Page text entries:

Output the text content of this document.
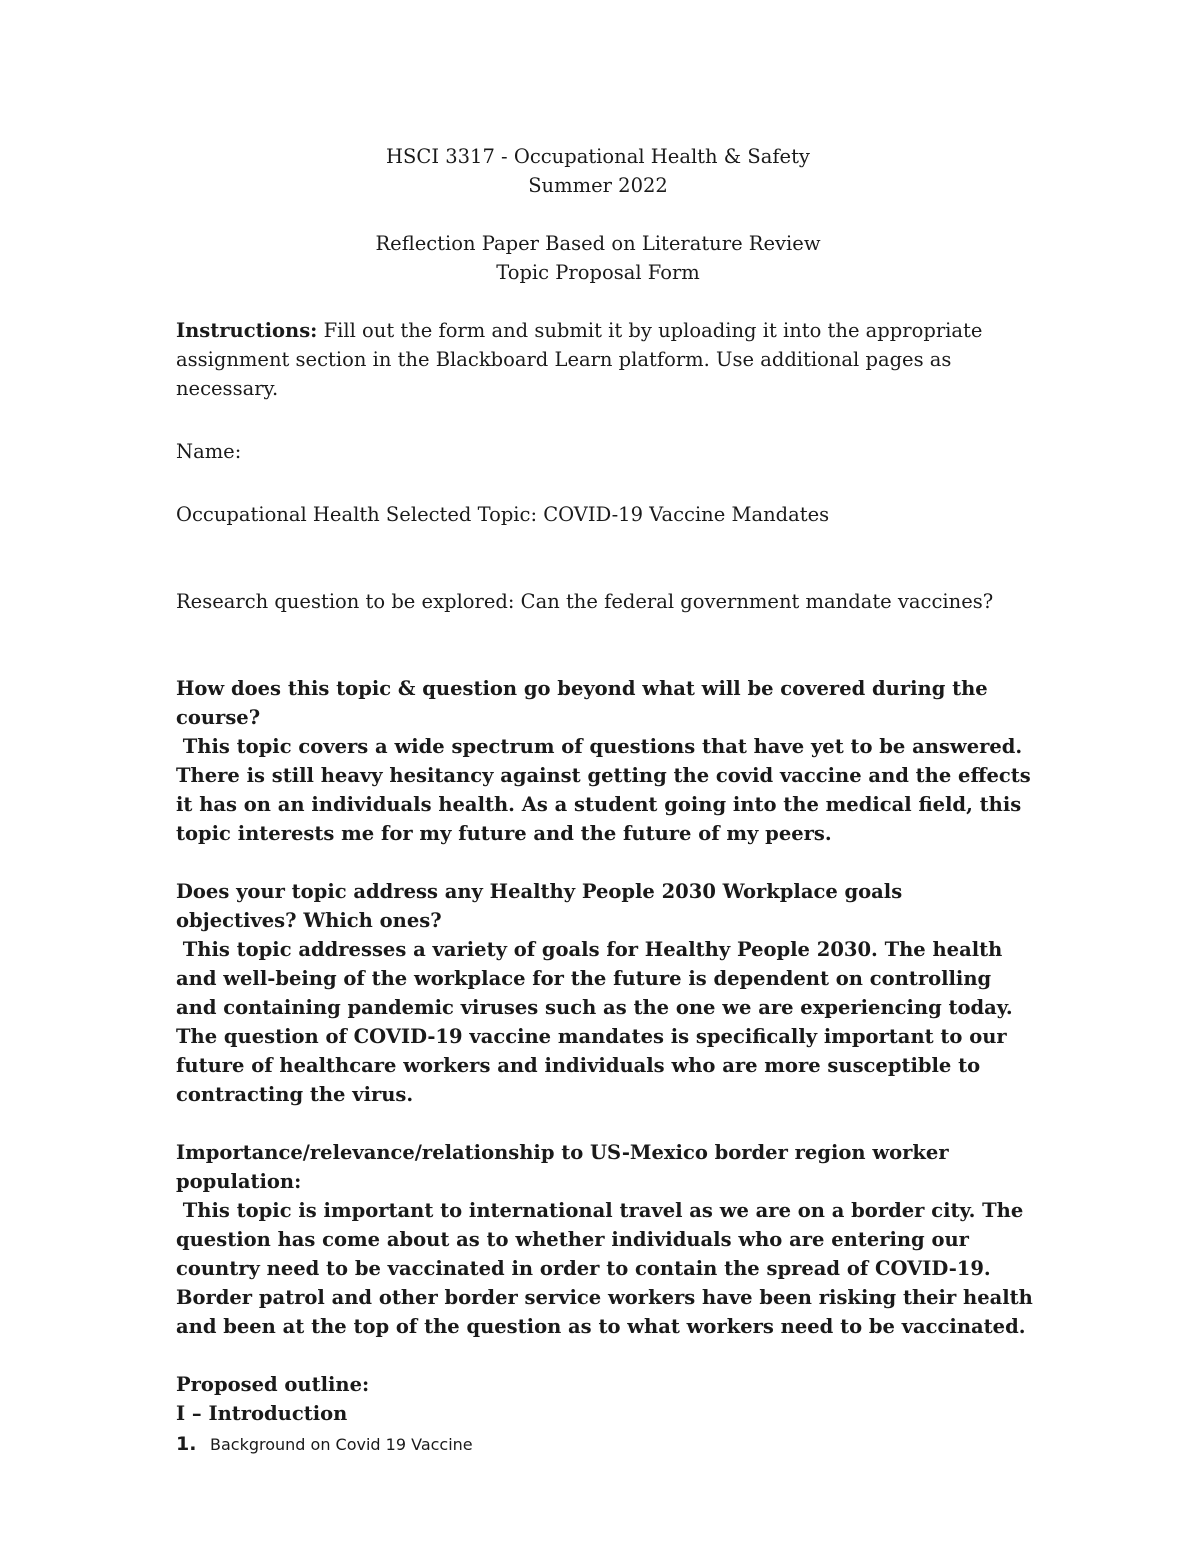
HSCI 3317 - Occupational Health & Safety

Summer 2022

Reflection Paper Based on Literature Review

Topic Proposal Form

Instructions: Fill out the form and submit it by uploading it into the appropriate assignment section in the Blackboard Learn platform. Use additional pages as necessary.

Name:

Occupational Health Selected Topic: COVID-19 Vaccine Mandates

Research question to be explored: Can the federal government mandate vaccines?

How does this topic & question go beyond what will be covered during the course?

This topic covers a wide spectrum of questions that have yet to be answered. There is still heavy hesitancy against getting the covid vaccine and the effects it has on an individuals health. As a student going into the medical field, this topic interests me for my future and the future of my peers.

Does your topic address any Healthy People 2030 Workplace goals objectives? Which ones?

This topic addresses a variety of goals for Healthy People 2030. The health and well-being of the workplace for the future is dependent on controlling and containing pandemic viruses such as the one we are experiencing today. The question of COVID-19 vaccine mandates is specifically important to our future of healthcare workers and individuals who are more susceptible to contracting the virus.

Importance/relevance/relationship to US-Mexico border region worker population:

This topic is important to international travel as we are on a border city. The question has come about as to whether individuals who are entering our country need to be vaccinated in order to contain the spread of COVID-19. Border patrol and other border service workers have been risking their health and been at the top of the question as to what workers need to be vaccinated.

Proposed outline:

I – Introduction

1. Background on Covid 19 Vaccine
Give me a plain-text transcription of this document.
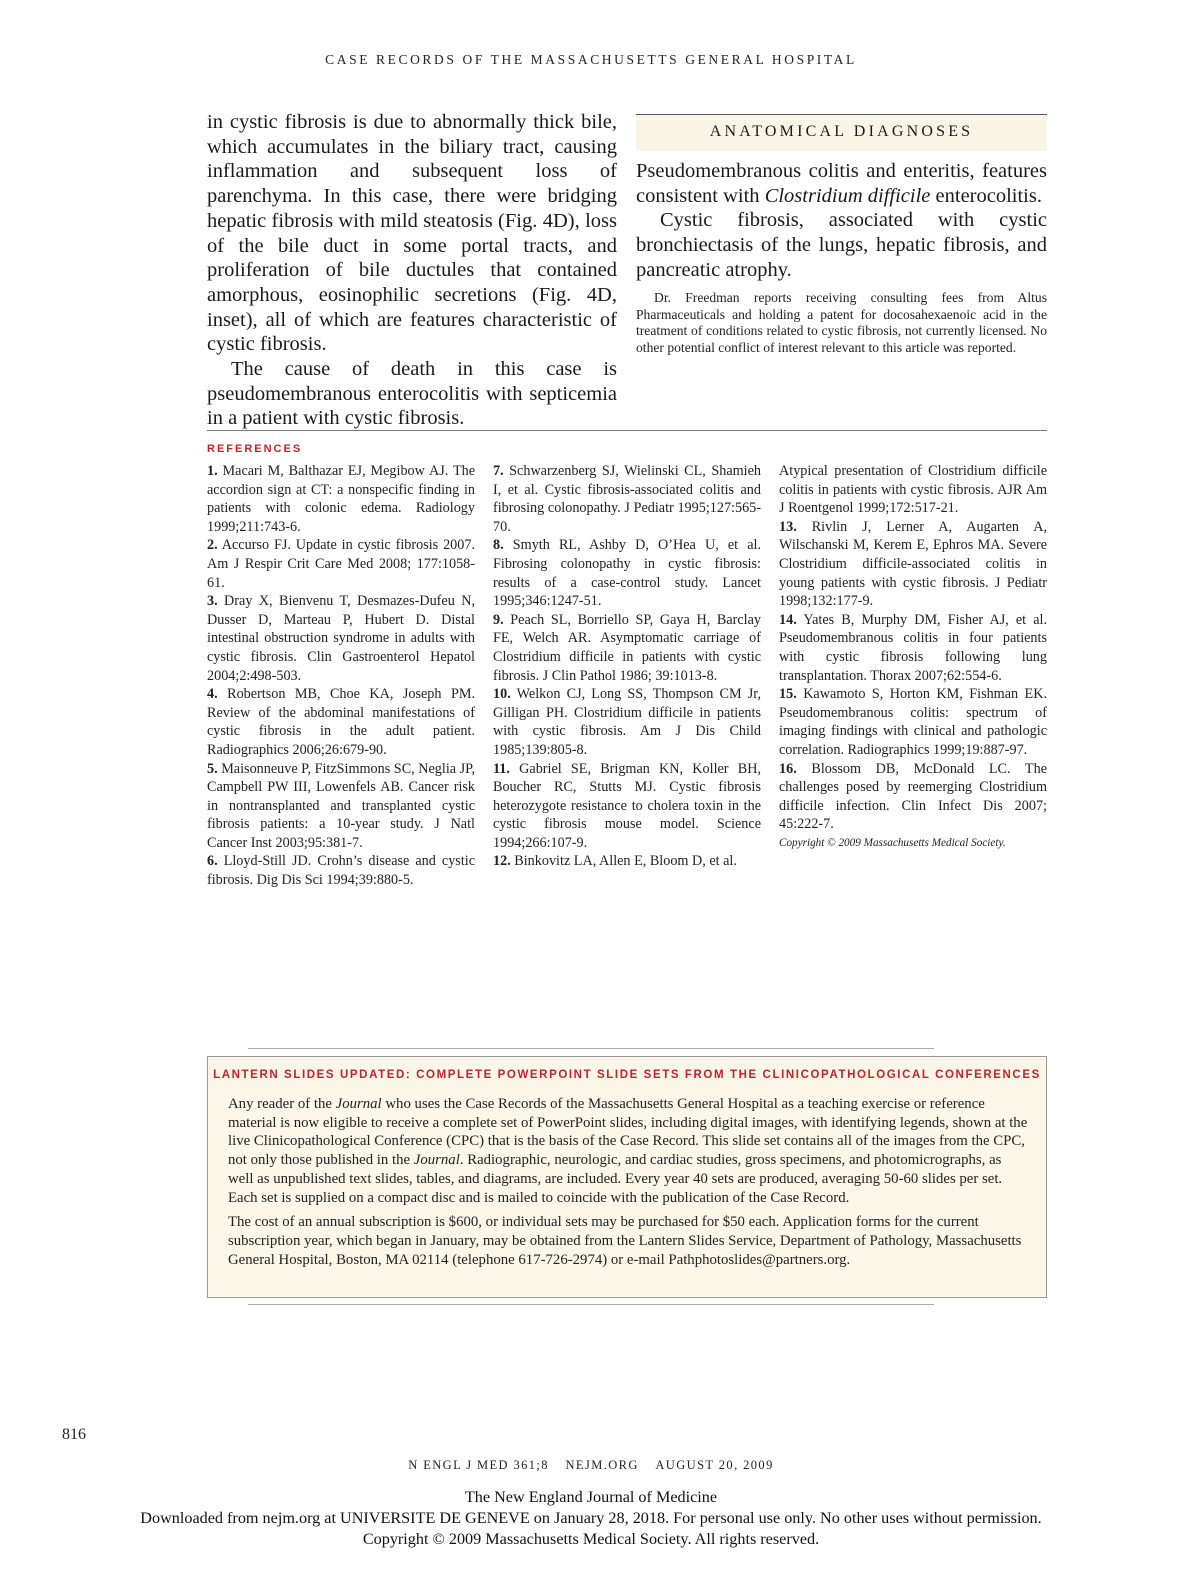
CASE RECORDS OF THE MASSACHUSETTS GENERAL HOSPITAL

in cystic fibrosis is due to abnormally thick bile, which accumulates in the biliary tract, causing inflammation and subsequent loss of parenchyma. In this case, there were bridging hepatic fibrosis with mild steatosis (Fig. 4D), loss of the bile duct in some portal tracts, and proliferation of bile ductules that contained amorphous, eosinophilic secretions (Fig. 4D, inset), all of which are features characteristic of cystic fibrosis.

The cause of death in this case is pseudomembranous enterocolitis with septicemia in a patient with cystic fibrosis.

ANATOMICAL DIAGNOSES

Pseudomembranous colitis and enteritis, features consistent with Clostridium difficile enterocolitis.

Cystic fibrosis, associated with cystic bronchiectasis of the lungs, hepatic fibrosis, and pancreatic atrophy.

Dr. Freedman reports receiving consulting fees from Altus Pharmaceuticals and holding a patent for docosahexaenoic acid in the treatment of conditions related to cystic fibrosis, not currently licensed. No other potential conflict of interest relevant to this article was reported.

REFERENCES

1. Macari M, Balthazar EJ, Megibow AJ. The accordion sign at CT: a nonspecific finding in patients with colonic edema. Radiology 1999;211:743-6.

2. Accurso FJ. Update in cystic fibrosis 2007. Am J Respir Crit Care Med 2008; 177:1058-61.

3. Dray X, Bienvenu T, Desmazes-Dufeu N, Dusser D, Marteau P, Hubert D. Distal intestinal obstruction syndrome in adults with cystic fibrosis. Clin Gastroenterol Hepatol 2004;2:498-503.

4. Robertson MB, Choe KA, Joseph PM. Review of the abdominal manifestations of cystic fibrosis in the adult patient. Radiographics 2006;26:679-90.

5. Maisonneuve P, FitzSimmons SC, Neglia JP, Campbell PW III, Lowenfels AB. Cancer risk in nontransplanted and transplanted cystic fibrosis patients: a 10-year study. J Natl Cancer Inst 2003;95:381-7.

6. Lloyd-Still JD. Crohn’s disease and cystic fibrosis. Dig Dis Sci 1994;39:880-5.

7. Schwarzenberg SJ, Wielinski CL, Shamieh I, et al. Cystic fibrosis-associated colitis and fibrosing colonopathy. J Pediatr 1995;127:565-70.

8. Smyth RL, Ashby D, O’Hea U, et al. Fibrosing colonopathy in cystic fibrosis: results of a case-control study. Lancet 1995;346:1247-51.

9. Peach SL, Borriello SP, Gaya H, Barclay FE, Welch AR. Asymptomatic carriage of Clostridium difficile in patients with cystic fibrosis. J Clin Pathol 1986; 39:1013-8.

10. Welkon CJ, Long SS, Thompson CM Jr, Gilligan PH. Clostridium difficile in patients with cystic fibrosis. Am J Dis Child 1985;139:805-8.

11. Gabriel SE, Brigman KN, Koller BH, Boucher RC, Stutts MJ. Cystic fibrosis heterozygote resistance to cholera toxin in the cystic fibrosis mouse model. Science 1994;266:107-9.

12. Binkovitz LA, Allen E, Bloom D, et al.

Atypical presentation of Clostridium difficile colitis in patients with cystic fibrosis. AJR Am J Roentgenol 1999;172:517-21.

13. Rivlin J, Lerner A, Augarten A, Wilschanski M, Kerem E, Ephros MA. Severe Clostridium difficile-associated colitis in young patients with cystic fibrosis. J Pediatr 1998;132:177-9.

14. Yates B, Murphy DM, Fisher AJ, et al. Pseudomembranous colitis in four patients with cystic fibrosis following lung transplantation. Thorax 2007;62:554-6.

15. Kawamoto S, Horton KM, Fishman EK. Pseudomembranous colitis: spectrum of imaging findings with clinical and pathologic correlation. Radiographics 1999;19:887-97.

16. Blossom DB, McDonald LC. The challenges posed by reemerging Clostridium difficile infection. Clin Infect Dis 2007; 45:222-7.

Copyright © 2009 Massachusetts Medical Society.

LANTERN SLIDES UPDATED: COMPLETE POWERPOINT SLIDE SETS FROM THE CLINICOPATHOLOGICAL CONFERENCES

Any reader of the Journal who uses the Case Records of the Massachusetts General Hospital as a teaching exercise or reference material is now eligible to receive a complete set of PowerPoint slides, including digital images, with identifying legends, shown at the live Clinicopathological Conference (CPC) that is the basis of the Case Record. This slide set contains all of the images from the CPC, not only those published in the Journal. Radiographic, neurologic, and cardiac studies, gross specimens, and photomicrographs, as well as unpublished text slides, tables, and diagrams, are included. Every year 40 sets are produced, averaging 50-60 slides per set. Each set is supplied on a compact disc and is mailed to coincide with the publication of the Case Record.

The cost of an annual subscription is $600, or individual sets may be purchased for $50 each. Application forms for the current subscription year, which began in January, may be obtained from the Lantern Slides Service, Department of Pathology, Massachusetts General Hospital, Boston, MA 02114 (telephone 617-726-2974) or e-mail Pathphotoslides@partners.org.

816
N ENGL J MED 361;8 NEJM.ORG AUGUST 20, 2009
The New England Journal of Medicine
Downloaded from nejm.org at UNIVERSITE DE GENEVE on January 28, 2018. For personal use only. No other uses without permission.
Copyright © 2009 Massachusetts Medical Society. All rights reserved.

Assignment: Go through the entries and copy every line with "hepatic".

Response:
in cystic fibrosis is due to abnormally thick bile, which accumulates in the biliary tract, causing inflammation and subsequent loss of parenchyma. In this case, there were bridging hepatic fibrosis with mild steatosis (Fig. 4D), loss of the bile duct in some portal tracts, and proliferation of bile ductules that contained amorphous, eosinophilic secretions (Fig. 4D, inset), all of which are features characteristic of cystic fibrosis.
Cystic fibrosis, associated with cystic bronchiectasis of the lungs, hepatic fibrosis, and pancreatic atrophy.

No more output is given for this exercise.